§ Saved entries

* Start *

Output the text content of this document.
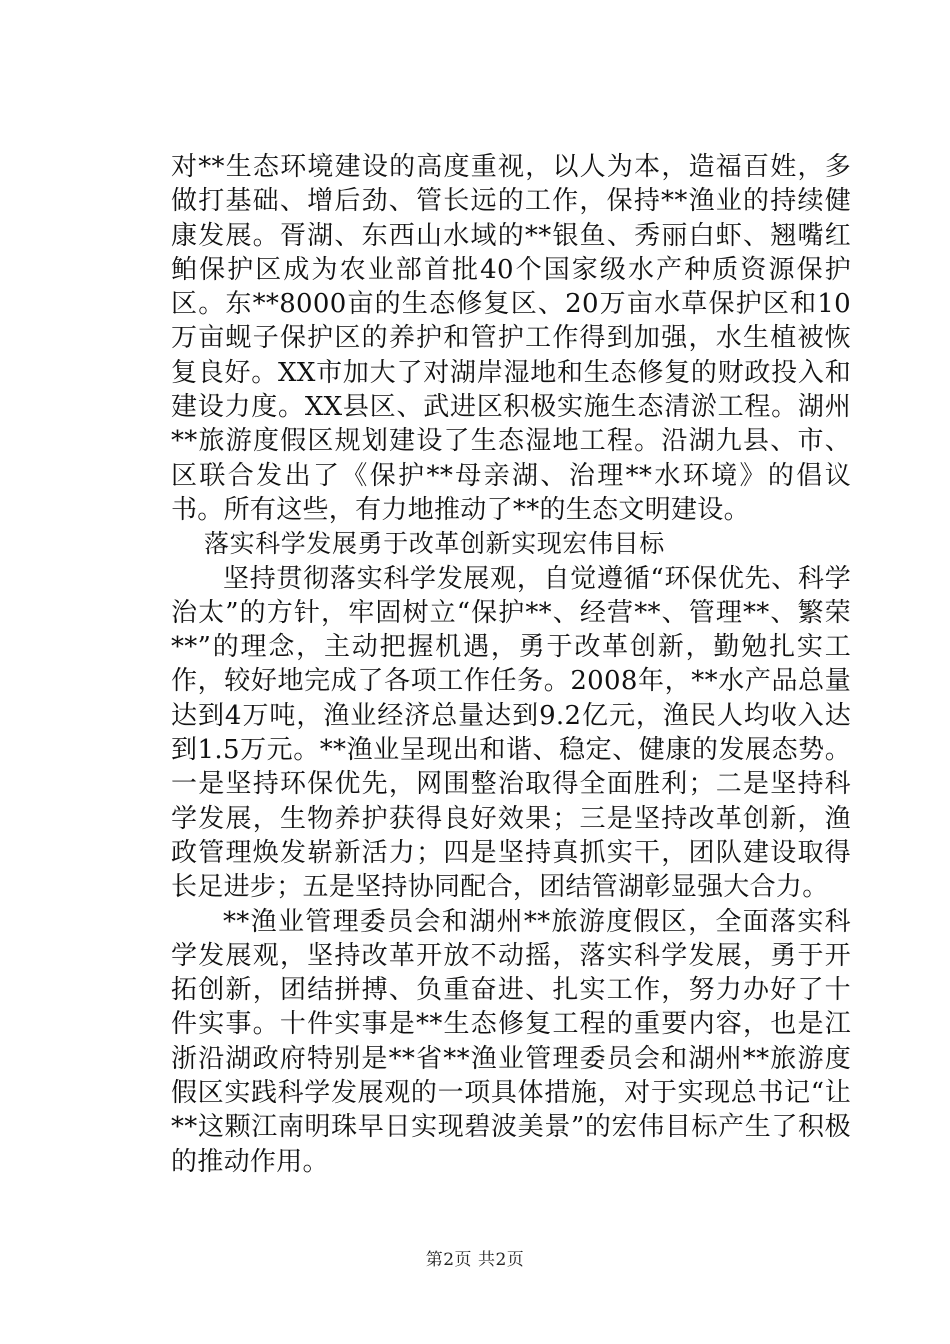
对**生态环境建设的高度重视，以人为本，造福百姓，多做打基础、增后劲、管长远的工作，保持**渔业的持续健康发展。胥湖、东西山水域的**银鱼、秀丽白虾、翘嘴红鲌保护区成为农业部首批40个国家级水产种质资源保护区。东**8000亩的生态修复区、20万亩水草保护区和10万亩蚬子保护区的养护和管护工作得到加强，水生植被恢复良好。XX市加大了对湖岸湿地和生态修复的财政投入和建设力度。XX县区、武进区积极实施生态清淤工程。湖州**旅游度假区规划建设了生态湿地工程。沿湖九县、市、区联合发出了《保护**母亲湖、治理**水环境》的倡议书。所有这些，有力地推动了**的生态文明建设。

落实科学发展勇于改革创新实现宏伟目标

坚持贯彻落实科学发展观，自觉遵循“环保优先、科学治太”的方针，牢固树立“保护**、经营**、管理**、繁荣**”的理念，主动把握机遇，勇于改革创新，勤勉扎实工作，较好地完成了各项工作任务。2008年，**水产品总量达到4万吨，渔业经济总量达到9.2亿元，渔民人均收入达到1.5万元。**渔业呈现出和谐、稳定、健康的发展态势。一是坚持环保优先，网围整治取得全面胜利；二是坚持科学发展，生物养护获得良好效果；三是坚持改革创新，渔政管理焕发崭新活力；四是坚持真抓实干，团队建设取得长足进步；五是坚持协同配合，团结管湖彰显强大合力。

**渔业管理委员会和湖州**旅游度假区，全面落实科学发展观，坚持改革开放不动摇，落实科学发展，勇于开拓创新，团结拼搏、负重奋进、扎实工作，努力办好了十件实事。十件实事是**生态修复工程的重要内容，也是江浙沿湖政府特别是**省**渔业管理委员会和湖州**旅游度假区实践科学发展观的一项具体措施，对于实现总书记“让**这颗江南明珠早日实现碧波美景”的宏伟目标产生了积极的推动作用。

第2页 共2页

* End *

Exclude the pictures and repeat every other part of the records word for word.

§ RESPONSE TO THIS TASK
Output the text content of this document.
对**生态环境建设的高度重视，以人为本，造福百姓，多做打基础、增后劲、管长远的工作，保持**渔业的持续健康发展。胥湖、东西山水域的**银鱼、秀丽白虾、翘嘴红鲌保护区成为农业部首批40个国家级水产种质资源保护区。东**8000亩的生态修复区、20万亩水草保护区和10万亩蚬子保护区的养护和管护工作得到加强，水生植被恢复良好。XX市加大了对湖岸湿地和生态修复的财政投入和建设力度。XX县区、武进区积极实施生态清淤工程。湖州**旅游度假区规划建设了生态湿地工程。沿湖九县、市、区联合发出了《保护**母亲湖、治理**水环境》的倡议书。所有这些，有力地推动了**的生态文明建设。

落实科学发展勇于改革创新实现宏伟目标

坚持贯彻落实科学发展观，自觉遵循“环保优先、科学治太”的方针，牢固树立“保护**、经营**、管理**、繁荣**”的理念，主动把握机遇，勇于改革创新，勤勉扎实工作，较好地完成了各项工作任务。2008年，**水产品总量达到4万吨，渔业经济总量达到9.2亿元，渔民人均收入达到1.5万元。**渔业呈现出和谐、稳定、健康的发展态势。一是坚持环保优先，网围整治取得全面胜利；二是坚持科学发展，生物养护获得良好效果；三是坚持改革创新，渔政管理焕发崭新活力；四是坚持真抓实干，团队建设取得长足进步；五是坚持协同配合，团结管湖彰显强大合力。

**渔业管理委员会和湖州**旅游度假区，全面落实科学发展观，坚持改革开放不动摇，落实科学发展，勇于开拓创新，团结拼搏、负重奋进、扎实工作，努力办好了十件实事。十件实事是**生态修复工程的重要内容，也是江浙沿湖政府特别是**省**渔业管理委员会和湖州**旅游度假区实践科学发展观的一项具体措施，对于实现总书记“让**这颗江南明珠早日实现碧波美景”的宏伟目标产生了积极的推动作用。

第2页 共2页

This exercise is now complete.